>> START INPUT

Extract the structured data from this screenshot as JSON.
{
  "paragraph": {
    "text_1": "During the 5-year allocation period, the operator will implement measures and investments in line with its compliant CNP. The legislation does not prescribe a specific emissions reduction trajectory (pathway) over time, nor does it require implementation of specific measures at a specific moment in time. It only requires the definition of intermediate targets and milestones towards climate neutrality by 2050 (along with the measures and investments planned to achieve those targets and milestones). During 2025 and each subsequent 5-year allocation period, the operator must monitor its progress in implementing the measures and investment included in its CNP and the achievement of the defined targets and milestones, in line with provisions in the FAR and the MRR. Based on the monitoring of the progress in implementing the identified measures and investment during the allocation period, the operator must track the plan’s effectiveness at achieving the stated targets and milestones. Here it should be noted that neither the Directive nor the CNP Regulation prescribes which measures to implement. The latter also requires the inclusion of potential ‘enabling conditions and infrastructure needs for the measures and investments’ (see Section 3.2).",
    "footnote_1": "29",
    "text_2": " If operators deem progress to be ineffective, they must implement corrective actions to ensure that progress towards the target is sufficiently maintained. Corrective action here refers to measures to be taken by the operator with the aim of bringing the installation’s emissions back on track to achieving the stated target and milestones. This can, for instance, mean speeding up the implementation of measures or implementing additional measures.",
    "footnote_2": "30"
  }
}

>> END INPUT
>> START INPUT

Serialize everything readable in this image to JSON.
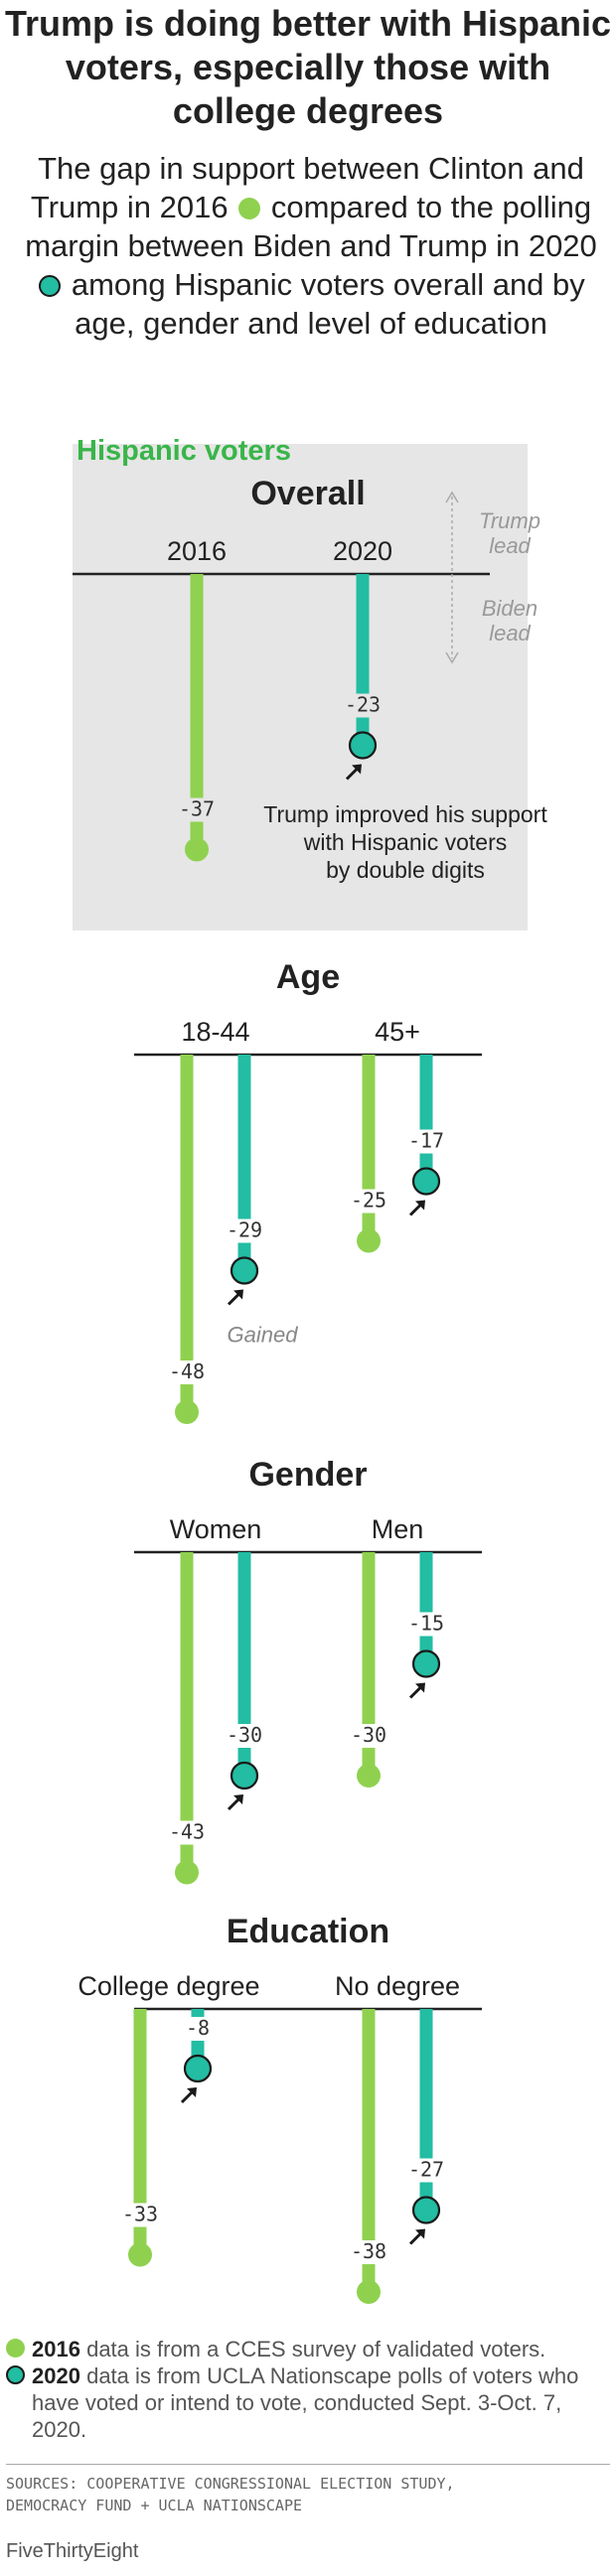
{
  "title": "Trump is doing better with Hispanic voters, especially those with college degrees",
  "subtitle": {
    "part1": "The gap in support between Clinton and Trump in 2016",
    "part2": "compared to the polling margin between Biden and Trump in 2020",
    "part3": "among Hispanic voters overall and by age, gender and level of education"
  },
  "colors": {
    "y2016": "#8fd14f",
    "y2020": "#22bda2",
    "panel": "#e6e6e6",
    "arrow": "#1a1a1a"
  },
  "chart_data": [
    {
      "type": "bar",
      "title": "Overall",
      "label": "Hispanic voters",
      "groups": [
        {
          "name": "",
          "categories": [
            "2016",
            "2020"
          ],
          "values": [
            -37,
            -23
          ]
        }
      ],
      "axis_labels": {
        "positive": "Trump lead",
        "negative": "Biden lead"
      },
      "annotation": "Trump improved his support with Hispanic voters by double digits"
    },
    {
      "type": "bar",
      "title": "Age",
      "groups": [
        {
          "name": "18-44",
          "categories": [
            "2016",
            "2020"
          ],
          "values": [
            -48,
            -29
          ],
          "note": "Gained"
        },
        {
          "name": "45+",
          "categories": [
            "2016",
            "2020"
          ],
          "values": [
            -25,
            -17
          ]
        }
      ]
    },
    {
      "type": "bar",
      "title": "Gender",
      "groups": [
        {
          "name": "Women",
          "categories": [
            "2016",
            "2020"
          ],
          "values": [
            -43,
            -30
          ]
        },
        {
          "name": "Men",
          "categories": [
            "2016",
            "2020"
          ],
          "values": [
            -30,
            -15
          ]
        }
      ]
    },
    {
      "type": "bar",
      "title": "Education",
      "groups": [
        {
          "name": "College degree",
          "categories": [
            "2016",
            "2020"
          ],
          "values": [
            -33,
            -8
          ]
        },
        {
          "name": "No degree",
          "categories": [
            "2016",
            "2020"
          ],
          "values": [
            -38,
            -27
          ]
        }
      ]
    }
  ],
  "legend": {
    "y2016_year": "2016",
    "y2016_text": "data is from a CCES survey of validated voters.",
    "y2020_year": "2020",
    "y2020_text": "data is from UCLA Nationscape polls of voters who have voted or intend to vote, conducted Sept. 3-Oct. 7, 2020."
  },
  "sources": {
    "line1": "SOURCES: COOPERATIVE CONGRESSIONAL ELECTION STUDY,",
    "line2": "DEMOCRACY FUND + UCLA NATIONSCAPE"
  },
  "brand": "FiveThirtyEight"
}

>> END INPUT

• _YOUR OBJECTIVE_
Check each line of the records above for the string "JSON", and report every line that has it.

• _OUTPUT FOR THIS EXERCISE_
Extract the structured data from this screenshot as JSON.
Serialize everything readable in this image to JSON.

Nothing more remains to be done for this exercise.